SHORT PROBLEM => A line counts if it contains the string "являются"; say how many such lines there are, giving only the number.

(Data entries)
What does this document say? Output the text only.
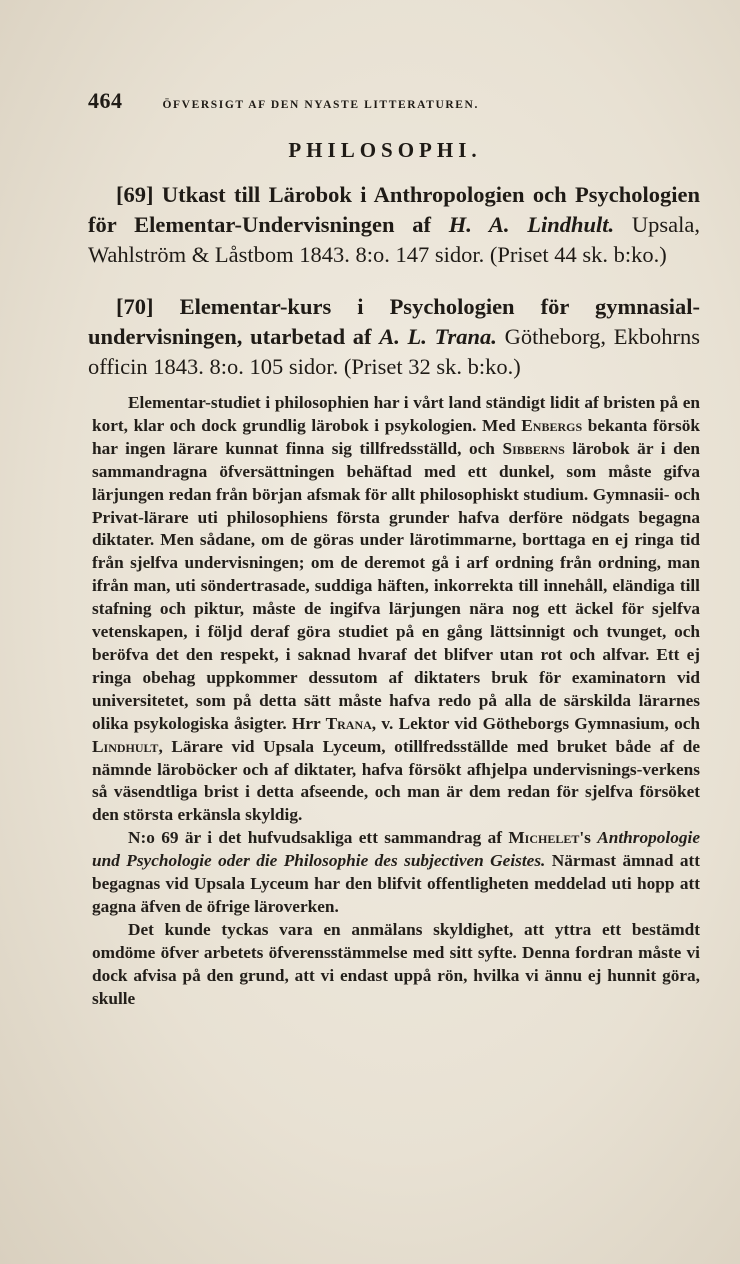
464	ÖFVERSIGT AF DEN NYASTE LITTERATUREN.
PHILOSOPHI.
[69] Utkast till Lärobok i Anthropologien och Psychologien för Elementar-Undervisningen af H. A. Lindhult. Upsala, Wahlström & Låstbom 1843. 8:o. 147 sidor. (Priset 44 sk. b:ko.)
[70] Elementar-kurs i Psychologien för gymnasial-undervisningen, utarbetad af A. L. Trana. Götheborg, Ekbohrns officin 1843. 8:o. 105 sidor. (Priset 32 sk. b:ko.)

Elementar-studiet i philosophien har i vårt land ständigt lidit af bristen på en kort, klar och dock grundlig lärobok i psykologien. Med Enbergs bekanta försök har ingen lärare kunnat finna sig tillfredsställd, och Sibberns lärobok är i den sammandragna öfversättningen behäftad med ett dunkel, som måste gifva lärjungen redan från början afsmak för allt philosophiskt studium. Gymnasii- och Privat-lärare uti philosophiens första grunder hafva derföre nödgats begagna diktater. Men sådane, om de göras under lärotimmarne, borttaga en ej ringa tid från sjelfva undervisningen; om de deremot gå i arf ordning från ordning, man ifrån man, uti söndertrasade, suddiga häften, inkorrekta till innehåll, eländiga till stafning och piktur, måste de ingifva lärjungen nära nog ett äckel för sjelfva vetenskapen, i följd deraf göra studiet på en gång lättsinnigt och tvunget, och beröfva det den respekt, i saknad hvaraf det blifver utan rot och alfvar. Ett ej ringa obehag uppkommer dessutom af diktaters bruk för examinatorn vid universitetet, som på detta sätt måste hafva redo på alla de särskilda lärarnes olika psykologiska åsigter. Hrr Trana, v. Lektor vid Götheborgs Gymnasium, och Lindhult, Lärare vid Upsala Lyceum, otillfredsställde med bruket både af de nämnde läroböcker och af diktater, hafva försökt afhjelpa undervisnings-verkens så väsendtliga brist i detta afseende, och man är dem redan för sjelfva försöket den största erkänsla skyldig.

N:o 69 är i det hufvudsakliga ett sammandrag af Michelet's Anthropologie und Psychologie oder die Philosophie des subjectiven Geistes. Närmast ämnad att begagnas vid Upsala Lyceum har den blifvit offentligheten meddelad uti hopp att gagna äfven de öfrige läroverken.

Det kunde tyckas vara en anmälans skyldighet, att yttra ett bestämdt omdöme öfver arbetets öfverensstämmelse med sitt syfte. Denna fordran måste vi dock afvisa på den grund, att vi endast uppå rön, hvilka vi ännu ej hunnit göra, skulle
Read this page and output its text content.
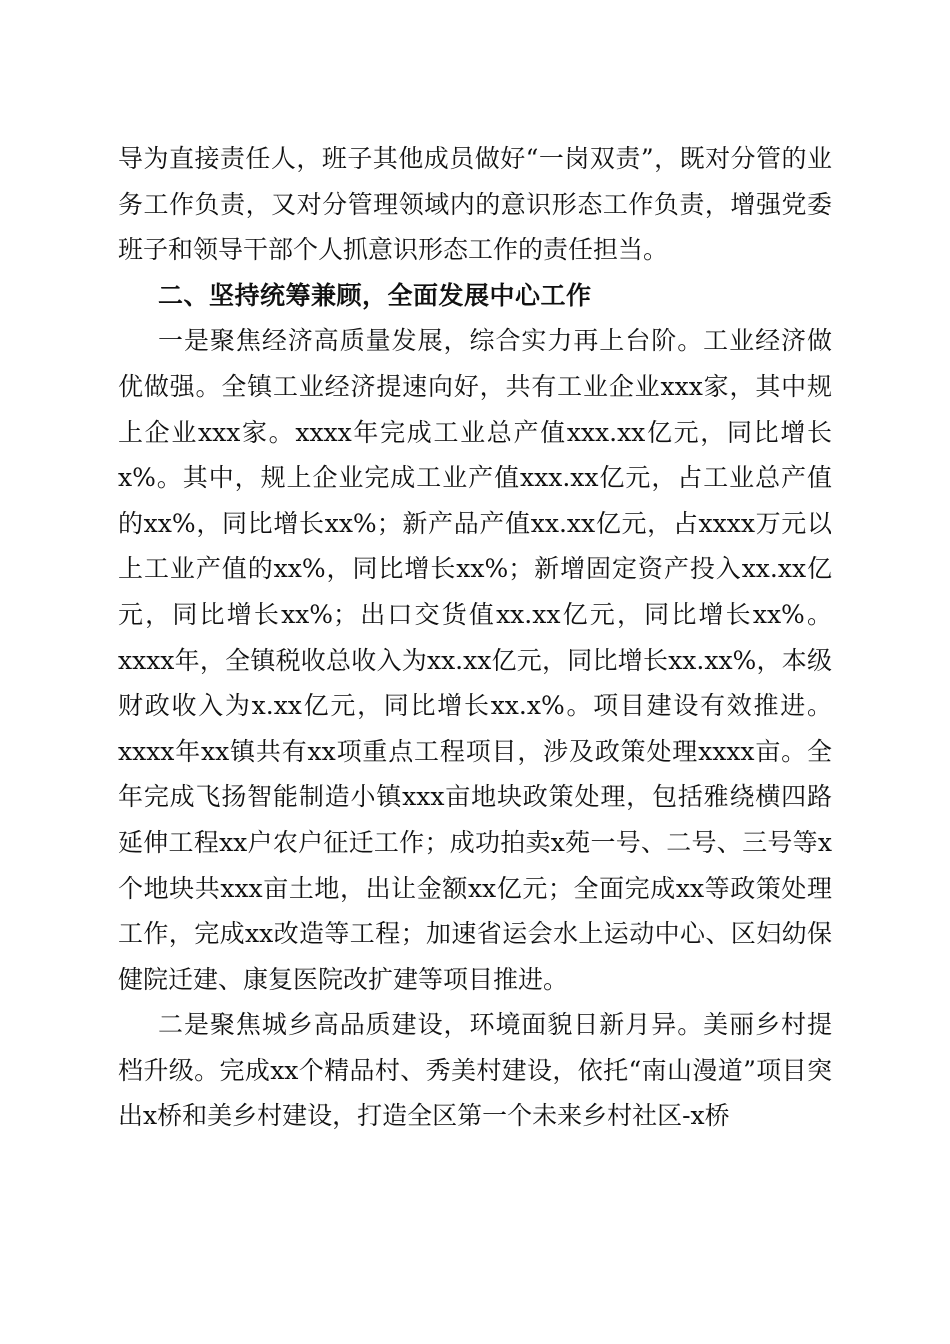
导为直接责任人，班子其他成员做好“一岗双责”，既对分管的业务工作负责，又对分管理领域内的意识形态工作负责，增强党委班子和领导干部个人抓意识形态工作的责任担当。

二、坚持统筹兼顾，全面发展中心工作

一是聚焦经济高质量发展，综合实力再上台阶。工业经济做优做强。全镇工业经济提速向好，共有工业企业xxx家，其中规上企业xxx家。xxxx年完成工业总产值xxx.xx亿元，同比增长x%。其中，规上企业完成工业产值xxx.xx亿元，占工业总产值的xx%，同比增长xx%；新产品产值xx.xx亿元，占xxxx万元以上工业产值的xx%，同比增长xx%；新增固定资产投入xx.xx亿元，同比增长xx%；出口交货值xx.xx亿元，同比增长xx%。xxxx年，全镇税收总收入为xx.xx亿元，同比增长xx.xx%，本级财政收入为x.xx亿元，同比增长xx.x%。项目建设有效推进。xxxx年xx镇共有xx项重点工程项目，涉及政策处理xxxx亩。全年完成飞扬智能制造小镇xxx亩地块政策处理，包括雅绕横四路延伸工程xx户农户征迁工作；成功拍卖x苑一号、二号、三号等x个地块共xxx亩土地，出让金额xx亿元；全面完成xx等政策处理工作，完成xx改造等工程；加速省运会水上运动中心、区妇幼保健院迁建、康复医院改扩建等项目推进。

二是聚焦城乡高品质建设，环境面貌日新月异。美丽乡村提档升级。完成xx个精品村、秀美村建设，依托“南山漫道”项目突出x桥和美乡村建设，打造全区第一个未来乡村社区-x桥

==

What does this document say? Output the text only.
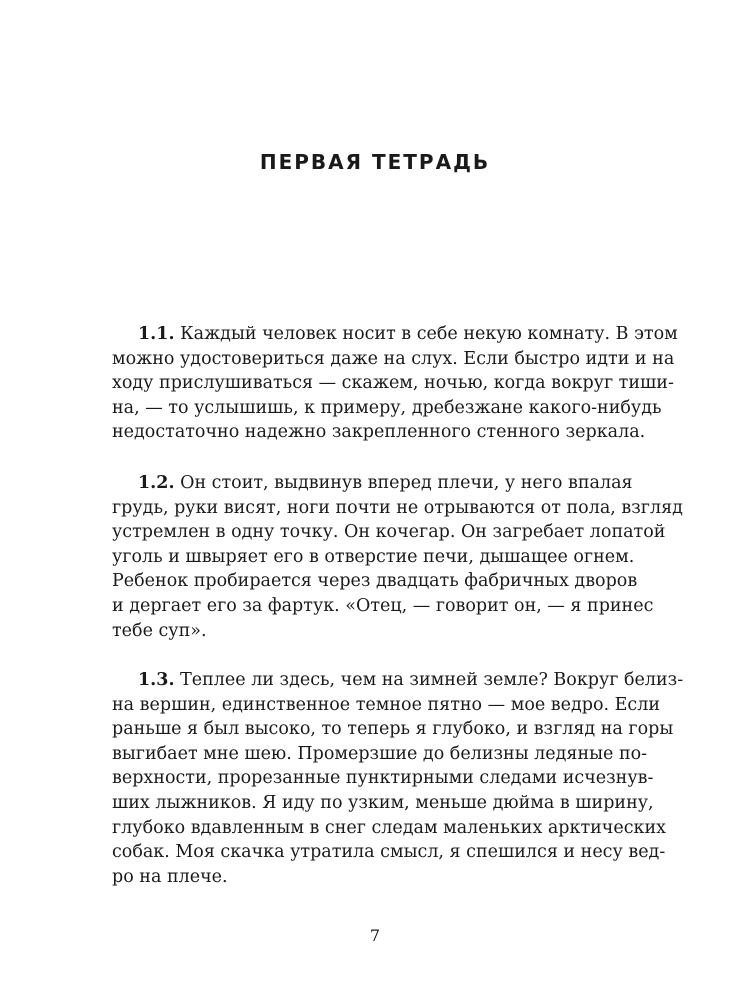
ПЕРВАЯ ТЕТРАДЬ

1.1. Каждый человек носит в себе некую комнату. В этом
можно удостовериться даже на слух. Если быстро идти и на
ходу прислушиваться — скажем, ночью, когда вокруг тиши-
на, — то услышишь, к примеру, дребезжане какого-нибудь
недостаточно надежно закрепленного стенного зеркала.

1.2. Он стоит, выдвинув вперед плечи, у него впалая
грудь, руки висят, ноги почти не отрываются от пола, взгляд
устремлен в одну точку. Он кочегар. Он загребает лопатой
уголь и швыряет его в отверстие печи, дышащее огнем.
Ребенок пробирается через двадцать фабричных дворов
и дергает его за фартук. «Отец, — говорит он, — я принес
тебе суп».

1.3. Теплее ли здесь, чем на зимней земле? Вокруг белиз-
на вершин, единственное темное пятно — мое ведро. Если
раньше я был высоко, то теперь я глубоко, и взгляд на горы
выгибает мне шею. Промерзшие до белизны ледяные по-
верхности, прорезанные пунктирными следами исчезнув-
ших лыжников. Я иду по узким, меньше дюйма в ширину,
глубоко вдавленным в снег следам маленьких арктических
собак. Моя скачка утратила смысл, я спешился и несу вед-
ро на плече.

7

---

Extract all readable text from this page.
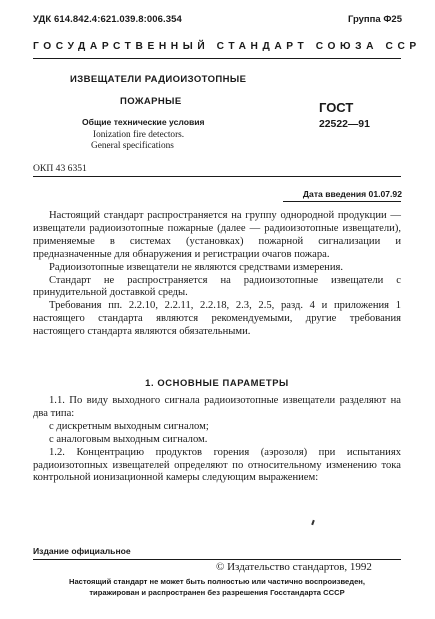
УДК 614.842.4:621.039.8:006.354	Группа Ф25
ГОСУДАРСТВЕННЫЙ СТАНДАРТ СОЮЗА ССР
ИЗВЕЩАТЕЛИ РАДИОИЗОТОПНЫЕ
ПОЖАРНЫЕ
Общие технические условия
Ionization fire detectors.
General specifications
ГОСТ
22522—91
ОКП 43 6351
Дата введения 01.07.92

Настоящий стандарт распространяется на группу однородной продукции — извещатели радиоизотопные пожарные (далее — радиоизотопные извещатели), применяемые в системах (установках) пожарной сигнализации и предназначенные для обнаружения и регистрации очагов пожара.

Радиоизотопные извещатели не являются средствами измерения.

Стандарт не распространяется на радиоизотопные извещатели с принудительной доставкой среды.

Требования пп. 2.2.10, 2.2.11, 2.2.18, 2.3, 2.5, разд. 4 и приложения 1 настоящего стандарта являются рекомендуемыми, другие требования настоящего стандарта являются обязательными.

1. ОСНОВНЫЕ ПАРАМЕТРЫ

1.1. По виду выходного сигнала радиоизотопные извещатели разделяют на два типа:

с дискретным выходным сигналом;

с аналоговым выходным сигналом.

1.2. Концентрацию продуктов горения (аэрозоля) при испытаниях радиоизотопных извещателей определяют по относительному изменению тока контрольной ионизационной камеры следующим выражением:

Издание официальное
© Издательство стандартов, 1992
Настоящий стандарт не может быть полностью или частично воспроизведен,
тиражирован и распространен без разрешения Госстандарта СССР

SOLUTION FOR THIS PROBLEM => 2